++++ ENTRIES SHOWN
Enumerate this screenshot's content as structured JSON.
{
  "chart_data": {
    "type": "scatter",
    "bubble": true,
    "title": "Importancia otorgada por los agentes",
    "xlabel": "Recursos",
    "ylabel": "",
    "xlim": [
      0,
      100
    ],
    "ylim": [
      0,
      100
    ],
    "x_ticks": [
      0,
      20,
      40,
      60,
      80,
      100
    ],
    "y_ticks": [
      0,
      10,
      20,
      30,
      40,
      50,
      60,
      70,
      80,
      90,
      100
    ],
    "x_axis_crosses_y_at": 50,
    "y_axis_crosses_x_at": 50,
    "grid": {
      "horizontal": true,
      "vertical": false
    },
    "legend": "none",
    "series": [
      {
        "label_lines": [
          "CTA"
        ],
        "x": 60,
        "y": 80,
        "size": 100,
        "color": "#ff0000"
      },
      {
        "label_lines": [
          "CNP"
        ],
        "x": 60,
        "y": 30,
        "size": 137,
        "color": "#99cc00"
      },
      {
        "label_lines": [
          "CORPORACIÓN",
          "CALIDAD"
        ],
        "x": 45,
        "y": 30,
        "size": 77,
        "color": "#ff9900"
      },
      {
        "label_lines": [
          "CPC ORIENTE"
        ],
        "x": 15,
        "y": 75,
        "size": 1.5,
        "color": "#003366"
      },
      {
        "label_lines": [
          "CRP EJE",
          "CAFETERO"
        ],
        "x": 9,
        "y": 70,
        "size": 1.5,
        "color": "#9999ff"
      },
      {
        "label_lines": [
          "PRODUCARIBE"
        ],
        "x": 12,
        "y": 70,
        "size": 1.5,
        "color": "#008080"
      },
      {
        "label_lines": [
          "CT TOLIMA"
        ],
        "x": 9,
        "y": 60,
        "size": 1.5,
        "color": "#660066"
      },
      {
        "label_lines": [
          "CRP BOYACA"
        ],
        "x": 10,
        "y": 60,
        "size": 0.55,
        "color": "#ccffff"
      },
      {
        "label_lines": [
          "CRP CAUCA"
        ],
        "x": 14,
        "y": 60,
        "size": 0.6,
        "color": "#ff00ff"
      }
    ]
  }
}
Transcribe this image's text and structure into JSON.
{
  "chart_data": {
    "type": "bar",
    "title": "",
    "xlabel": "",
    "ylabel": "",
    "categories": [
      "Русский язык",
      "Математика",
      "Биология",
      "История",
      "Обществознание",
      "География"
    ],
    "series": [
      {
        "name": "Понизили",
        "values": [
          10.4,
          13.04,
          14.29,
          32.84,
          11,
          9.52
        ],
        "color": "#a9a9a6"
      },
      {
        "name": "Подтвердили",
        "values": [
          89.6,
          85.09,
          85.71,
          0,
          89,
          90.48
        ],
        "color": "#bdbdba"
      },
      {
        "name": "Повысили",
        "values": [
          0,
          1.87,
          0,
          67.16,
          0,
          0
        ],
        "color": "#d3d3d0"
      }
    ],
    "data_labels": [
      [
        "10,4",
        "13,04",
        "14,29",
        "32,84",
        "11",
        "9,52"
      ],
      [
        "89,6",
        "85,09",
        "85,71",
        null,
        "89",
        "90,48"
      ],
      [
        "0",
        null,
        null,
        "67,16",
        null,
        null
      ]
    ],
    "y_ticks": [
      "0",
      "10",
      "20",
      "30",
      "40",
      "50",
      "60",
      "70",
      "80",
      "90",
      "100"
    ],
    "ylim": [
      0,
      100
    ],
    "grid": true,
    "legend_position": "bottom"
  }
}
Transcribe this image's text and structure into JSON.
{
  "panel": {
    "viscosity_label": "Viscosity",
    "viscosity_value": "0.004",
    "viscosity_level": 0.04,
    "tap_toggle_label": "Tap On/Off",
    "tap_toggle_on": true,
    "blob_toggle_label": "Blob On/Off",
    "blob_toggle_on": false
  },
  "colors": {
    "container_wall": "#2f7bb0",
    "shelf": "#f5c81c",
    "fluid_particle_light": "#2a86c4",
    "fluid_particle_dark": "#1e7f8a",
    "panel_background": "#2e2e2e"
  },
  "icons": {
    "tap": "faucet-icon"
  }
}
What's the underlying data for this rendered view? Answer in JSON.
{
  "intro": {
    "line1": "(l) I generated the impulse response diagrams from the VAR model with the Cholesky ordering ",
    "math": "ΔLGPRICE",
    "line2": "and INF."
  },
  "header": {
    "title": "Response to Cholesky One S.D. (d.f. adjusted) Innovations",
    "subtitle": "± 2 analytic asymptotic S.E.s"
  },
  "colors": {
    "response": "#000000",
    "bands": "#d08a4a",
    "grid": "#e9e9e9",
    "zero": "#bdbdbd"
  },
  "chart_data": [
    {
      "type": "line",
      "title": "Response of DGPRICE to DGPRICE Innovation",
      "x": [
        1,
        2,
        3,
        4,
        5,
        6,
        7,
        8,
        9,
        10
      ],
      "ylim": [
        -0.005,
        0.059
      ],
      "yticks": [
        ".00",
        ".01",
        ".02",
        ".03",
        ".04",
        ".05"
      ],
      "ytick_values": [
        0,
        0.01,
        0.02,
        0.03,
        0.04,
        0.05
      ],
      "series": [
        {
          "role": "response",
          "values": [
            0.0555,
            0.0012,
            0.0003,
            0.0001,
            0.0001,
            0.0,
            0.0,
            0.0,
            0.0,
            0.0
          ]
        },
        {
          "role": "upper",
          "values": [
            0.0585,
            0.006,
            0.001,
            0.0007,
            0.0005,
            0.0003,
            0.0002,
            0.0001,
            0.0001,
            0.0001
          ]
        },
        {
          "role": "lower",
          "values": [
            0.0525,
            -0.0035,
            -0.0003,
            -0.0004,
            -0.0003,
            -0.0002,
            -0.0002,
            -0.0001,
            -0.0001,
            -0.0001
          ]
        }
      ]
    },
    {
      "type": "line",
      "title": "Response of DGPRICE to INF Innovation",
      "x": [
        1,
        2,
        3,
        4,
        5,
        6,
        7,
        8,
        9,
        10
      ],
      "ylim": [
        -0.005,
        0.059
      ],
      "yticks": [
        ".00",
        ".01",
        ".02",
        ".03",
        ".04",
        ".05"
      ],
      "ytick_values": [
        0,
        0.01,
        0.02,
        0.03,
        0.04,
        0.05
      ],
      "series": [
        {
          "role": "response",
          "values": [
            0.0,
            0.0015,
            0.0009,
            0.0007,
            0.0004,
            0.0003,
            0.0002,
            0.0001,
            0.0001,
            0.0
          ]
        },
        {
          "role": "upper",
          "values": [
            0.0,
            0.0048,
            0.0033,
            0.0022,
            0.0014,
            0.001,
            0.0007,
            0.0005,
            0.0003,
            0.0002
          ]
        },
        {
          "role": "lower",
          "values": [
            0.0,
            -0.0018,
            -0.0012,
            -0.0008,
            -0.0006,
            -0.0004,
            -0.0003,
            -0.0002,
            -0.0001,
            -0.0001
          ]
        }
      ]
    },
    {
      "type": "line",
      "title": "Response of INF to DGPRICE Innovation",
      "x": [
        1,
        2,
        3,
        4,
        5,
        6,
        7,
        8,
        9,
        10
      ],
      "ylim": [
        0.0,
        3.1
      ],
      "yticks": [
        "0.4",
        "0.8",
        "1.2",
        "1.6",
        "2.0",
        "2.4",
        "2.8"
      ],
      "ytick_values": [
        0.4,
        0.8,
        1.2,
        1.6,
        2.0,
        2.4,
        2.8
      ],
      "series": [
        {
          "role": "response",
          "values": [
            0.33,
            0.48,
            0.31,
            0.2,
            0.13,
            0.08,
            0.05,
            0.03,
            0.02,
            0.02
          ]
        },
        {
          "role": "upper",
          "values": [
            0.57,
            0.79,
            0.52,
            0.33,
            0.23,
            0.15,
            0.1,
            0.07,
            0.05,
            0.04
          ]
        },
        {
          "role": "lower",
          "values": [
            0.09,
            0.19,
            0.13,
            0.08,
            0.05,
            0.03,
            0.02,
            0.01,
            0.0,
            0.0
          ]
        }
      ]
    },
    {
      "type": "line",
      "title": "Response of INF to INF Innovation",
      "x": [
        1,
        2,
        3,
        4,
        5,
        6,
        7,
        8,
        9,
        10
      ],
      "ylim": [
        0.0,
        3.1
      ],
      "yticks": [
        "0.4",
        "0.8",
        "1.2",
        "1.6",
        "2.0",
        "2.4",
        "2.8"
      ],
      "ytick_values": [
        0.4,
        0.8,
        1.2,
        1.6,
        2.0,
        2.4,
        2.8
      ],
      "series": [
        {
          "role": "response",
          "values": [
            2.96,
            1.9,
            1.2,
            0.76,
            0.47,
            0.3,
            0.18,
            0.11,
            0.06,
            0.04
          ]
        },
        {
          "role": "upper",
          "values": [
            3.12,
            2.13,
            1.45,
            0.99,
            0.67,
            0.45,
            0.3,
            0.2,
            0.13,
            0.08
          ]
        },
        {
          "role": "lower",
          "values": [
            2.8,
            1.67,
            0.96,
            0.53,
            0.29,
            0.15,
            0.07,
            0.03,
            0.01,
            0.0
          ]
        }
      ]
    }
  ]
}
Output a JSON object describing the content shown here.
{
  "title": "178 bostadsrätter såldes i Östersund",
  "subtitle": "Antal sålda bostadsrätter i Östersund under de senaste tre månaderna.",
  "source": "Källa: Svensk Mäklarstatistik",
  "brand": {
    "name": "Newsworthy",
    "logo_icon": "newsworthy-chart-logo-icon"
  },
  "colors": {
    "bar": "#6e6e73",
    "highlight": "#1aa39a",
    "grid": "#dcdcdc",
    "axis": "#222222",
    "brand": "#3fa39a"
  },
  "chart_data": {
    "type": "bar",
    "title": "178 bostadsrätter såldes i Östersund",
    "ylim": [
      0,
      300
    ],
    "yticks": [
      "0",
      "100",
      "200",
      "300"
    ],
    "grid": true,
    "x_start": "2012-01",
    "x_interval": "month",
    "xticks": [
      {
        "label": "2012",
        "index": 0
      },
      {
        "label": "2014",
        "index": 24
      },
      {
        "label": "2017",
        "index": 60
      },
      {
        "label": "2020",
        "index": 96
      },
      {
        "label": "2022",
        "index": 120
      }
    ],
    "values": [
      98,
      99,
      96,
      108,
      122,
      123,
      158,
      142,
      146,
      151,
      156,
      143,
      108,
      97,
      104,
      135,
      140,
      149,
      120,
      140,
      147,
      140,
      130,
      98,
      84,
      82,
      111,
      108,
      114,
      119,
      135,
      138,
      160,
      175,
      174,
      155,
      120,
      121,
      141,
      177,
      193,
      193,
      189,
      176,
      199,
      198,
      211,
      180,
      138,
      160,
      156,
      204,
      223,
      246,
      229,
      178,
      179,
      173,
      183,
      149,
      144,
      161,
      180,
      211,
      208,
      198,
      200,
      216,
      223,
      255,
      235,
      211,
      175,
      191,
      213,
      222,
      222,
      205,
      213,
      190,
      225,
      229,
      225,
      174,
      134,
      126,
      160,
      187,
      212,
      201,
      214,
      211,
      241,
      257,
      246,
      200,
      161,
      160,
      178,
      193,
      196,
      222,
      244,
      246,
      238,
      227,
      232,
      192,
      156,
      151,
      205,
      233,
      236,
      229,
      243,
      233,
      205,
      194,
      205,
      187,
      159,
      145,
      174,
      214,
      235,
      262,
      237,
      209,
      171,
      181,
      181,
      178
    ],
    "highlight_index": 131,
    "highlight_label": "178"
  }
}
++++++++
▶ _INSTRUCTION_
Check every line of the listing for the string "JSON" and report how many lines have it, as a number alone.

▶ _FINAL ANSWER_
5